(Data excerpts)

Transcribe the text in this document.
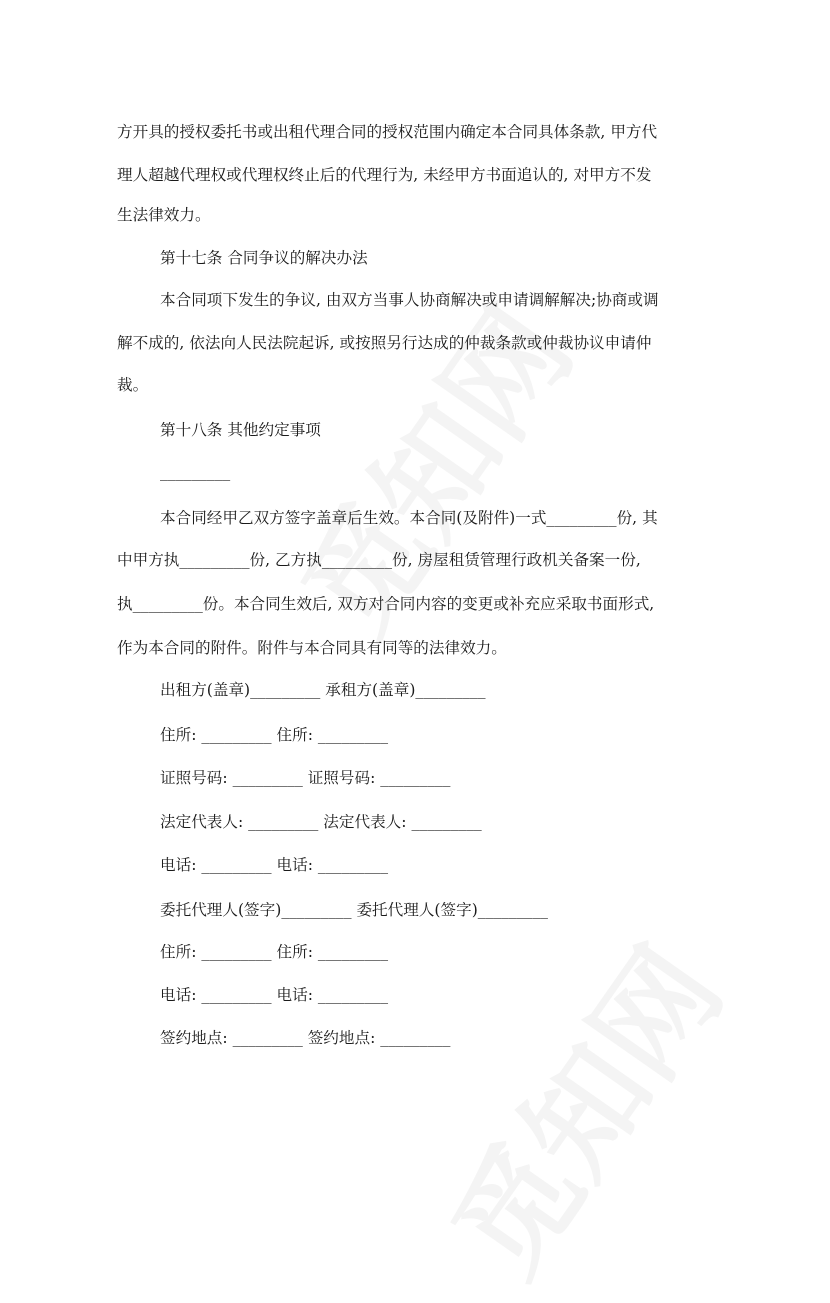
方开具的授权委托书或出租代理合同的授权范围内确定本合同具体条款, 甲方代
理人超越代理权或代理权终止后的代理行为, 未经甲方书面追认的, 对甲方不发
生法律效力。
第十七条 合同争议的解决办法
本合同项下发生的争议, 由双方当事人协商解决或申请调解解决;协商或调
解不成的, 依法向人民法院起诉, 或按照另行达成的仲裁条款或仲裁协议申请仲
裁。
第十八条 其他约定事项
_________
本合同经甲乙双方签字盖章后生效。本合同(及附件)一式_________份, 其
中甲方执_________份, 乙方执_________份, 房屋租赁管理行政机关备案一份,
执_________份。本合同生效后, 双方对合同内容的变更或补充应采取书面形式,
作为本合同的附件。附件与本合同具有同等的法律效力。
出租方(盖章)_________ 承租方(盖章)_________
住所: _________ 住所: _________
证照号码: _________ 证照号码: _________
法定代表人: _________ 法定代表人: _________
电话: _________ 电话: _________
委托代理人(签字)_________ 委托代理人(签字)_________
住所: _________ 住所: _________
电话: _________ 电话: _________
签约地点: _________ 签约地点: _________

:: The request ::
Print every record above exactly as written, leaving out the pictures.

:: Solution ::
Transcribe the text in this document.
方开具的授权委托书或出租代理合同的授权范围内确定本合同具体条款, 甲方代
理人超越代理权或代理权终止后的代理行为, 未经甲方书面追认的, 对甲方不发
生法律效力。
第十七条 合同争议的解决办法
本合同项下发生的争议, 由双方当事人协商解决或申请调解解决;协商或调
解不成的, 依法向人民法院起诉, 或按照另行达成的仲裁条款或仲裁协议申请仲
裁。
第十八条 其他约定事项
_________
本合同经甲乙双方签字盖章后生效。本合同(及附件)一式_________份, 其
中甲方执_________份, 乙方执_________份, 房屋租赁管理行政机关备案一份,
执_________份。本合同生效后, 双方对合同内容的变更或补充应采取书面形式,
作为本合同的附件。附件与本合同具有同等的法律效力。
出租方(盖章)_________ 承租方(盖章)_________
住所: _________ 住所: _________
证照号码: _________ 证照号码: _________
法定代表人: _________ 法定代表人: _________
电话: _________ 电话: _________
委托代理人(签字)_________ 委托代理人(签字)_________
住所: _________ 住所: _________
电话: _________ 电话: _________
签约地点: _________ 签约地点: _________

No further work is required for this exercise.